* [REQUIREMENTS]
Your task is to reproduce the entries below word for word.

* [DATA LISTING]

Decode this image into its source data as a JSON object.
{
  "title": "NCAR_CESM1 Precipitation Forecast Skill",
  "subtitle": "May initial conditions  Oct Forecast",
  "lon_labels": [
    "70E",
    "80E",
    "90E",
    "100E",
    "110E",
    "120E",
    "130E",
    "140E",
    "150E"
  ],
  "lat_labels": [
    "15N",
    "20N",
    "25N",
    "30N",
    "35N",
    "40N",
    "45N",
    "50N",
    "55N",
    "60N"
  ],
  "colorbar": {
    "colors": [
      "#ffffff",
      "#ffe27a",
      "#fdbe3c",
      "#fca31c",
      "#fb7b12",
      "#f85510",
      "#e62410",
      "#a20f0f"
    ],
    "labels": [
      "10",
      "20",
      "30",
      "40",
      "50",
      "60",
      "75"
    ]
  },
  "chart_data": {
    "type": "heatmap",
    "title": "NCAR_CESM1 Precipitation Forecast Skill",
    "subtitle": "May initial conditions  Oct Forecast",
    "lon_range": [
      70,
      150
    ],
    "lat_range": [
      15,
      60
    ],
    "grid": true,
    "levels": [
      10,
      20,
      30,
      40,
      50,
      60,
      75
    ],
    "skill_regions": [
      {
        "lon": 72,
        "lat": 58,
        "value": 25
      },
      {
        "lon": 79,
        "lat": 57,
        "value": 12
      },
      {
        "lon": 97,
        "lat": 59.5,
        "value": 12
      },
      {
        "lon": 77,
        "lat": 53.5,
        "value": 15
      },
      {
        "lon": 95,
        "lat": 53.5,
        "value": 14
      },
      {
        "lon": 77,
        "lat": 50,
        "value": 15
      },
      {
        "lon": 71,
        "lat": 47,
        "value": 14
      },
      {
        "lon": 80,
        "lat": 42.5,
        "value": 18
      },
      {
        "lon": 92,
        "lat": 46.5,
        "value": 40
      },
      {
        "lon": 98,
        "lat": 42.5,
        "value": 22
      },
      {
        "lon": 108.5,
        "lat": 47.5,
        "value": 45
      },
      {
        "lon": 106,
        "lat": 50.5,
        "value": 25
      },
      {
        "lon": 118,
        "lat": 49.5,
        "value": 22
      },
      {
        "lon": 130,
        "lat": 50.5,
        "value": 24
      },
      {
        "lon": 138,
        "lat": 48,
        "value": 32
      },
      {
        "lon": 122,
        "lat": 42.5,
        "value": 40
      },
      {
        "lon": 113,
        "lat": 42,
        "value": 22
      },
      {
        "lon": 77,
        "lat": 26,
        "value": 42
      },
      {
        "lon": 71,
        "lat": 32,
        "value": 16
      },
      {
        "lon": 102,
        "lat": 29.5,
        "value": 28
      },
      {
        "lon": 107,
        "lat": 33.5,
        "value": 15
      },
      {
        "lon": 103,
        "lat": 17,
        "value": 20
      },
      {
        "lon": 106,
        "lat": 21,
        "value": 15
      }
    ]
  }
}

* [OUTPUT OF THE EXERCISE]
Decode this image into its source data as a JSON object.
{
  "title": "NCAR_CESM1 Precipitation Forecast Skill",
  "subtitle": "May initial conditions  Oct Forecast",
  "lon_labels": [
    "70E",
    "80E",
    "90E",
    "100E",
    "110E",
    "120E",
    "130E",
    "140E",
    "150E"
  ],
  "lat_labels": [
    "15N",
    "20N",
    "25N",
    "30N",
    "35N",
    "40N",
    "45N",
    "50N",
    "55N",
    "60N"
  ],
  "colorbar": {
    "colors": [
      "#ffffff",
      "#ffe27a",
      "#fdbe3c",
      "#fca31c",
      "#fb7b12",
      "#f85510",
      "#e62410",
      "#a20f0f"
    ],
    "labels": [
      "10",
      "20",
      "30",
      "40",
      "50",
      "60",
      "75"
    ]
  },
  "chart_data": {
    "type": "heatmap",
    "title": "NCAR_CESM1 Precipitation Forecast Skill",
    "subtitle": "May initial conditions  Oct Forecast",
    "lon_range": [
      70,
      150
    ],
    "lat_range": [
      15,
      60
    ],
    "grid": true,
    "levels": [
      10,
      20,
      30,
      40,
      50,
      60,
      75
    ],
    "skill_regions": [
      {
        "lon": 72,
        "lat": 58,
        "value": 25
      },
      {
        "lon": 79,
        "lat": 57,
        "value": 12
      },
      {
        "lon": 97,
        "lat": 59.5,
        "value": 12
      },
      {
        "lon": 77,
        "lat": 53.5,
        "value": 15
      },
      {
        "lon": 95,
        "lat": 53.5,
        "value": 14
      },
      {
        "lon": 77,
        "lat": 50,
        "value": 15
      },
      {
        "lon": 71,
        "lat": 47,
        "value": 14
      },
      {
        "lon": 80,
        "lat": 42.5,
        "value": 18
      },
      {
        "lon": 92,
        "lat": 46.5,
        "value": 40
      },
      {
        "lon": 98,
        "lat": 42.5,
        "value": 22
      },
      {
        "lon": 108.5,
        "lat": 47.5,
        "value": 45
      },
      {
        "lon": 106,
        "lat": 50.5,
        "value": 25
      },
      {
        "lon": 118,
        "lat": 49.5,
        "value": 22
      },
      {
        "lon": 130,
        "lat": 50.5,
        "value": 24
      },
      {
        "lon": 138,
        "lat": 48,
        "value": 32
      },
      {
        "lon": 122,
        "lat": 42.5,
        "value": 40
      },
      {
        "lon": 113,
        "lat": 42,
        "value": 22
      },
      {
        "lon": 77,
        "lat": 26,
        "value": 42
      },
      {
        "lon": 71,
        "lat": 32,
        "value": 16
      },
      {
        "lon": 102,
        "lat": 29.5,
        "value": 28
      },
      {
        "lon": 107,
        "lat": 33.5,
        "value": 15
      },
      {
        "lon": 103,
        "lat": 17,
        "value": 20
      },
      {
        "lon": 106,
        "lat": 21,
        "value": 15
      }
    ]
  }
}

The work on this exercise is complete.